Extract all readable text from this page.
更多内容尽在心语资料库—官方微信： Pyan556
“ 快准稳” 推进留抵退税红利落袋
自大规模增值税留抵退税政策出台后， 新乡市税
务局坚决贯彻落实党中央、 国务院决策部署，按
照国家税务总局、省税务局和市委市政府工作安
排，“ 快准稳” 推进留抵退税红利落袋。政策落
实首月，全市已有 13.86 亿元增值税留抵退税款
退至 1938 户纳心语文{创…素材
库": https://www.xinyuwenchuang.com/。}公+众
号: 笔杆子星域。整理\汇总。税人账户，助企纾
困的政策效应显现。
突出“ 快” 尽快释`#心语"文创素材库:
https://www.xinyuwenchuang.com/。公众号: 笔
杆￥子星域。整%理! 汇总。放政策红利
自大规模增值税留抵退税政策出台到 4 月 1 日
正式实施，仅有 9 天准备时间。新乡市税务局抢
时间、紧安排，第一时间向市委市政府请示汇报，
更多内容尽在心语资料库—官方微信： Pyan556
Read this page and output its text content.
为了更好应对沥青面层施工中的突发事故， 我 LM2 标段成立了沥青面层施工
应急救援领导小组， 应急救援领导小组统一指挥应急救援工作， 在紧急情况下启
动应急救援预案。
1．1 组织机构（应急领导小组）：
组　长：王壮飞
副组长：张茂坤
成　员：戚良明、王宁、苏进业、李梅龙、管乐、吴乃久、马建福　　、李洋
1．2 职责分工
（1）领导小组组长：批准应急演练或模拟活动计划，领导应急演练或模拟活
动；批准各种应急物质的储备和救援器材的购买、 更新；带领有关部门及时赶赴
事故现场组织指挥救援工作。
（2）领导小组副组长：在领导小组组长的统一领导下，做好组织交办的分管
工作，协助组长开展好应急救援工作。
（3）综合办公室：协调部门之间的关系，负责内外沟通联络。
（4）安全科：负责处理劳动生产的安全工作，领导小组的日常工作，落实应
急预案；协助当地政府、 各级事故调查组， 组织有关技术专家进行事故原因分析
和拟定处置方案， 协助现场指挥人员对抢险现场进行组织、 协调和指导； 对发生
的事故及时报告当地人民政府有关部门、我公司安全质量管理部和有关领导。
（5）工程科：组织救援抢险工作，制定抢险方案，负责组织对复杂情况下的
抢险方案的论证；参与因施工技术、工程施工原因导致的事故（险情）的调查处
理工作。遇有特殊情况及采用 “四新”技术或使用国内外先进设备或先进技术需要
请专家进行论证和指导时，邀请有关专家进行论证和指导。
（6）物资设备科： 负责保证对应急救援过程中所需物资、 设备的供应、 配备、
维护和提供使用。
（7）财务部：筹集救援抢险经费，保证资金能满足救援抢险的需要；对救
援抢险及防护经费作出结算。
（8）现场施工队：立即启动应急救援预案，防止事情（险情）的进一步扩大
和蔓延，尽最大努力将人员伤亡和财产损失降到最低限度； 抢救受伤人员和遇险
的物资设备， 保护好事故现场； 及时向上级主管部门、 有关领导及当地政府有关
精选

*Task brief*: Find the lines containing "this" and pull them out.

*Written answer*:
Extract all readable text from this page.
Read this page and output its text content.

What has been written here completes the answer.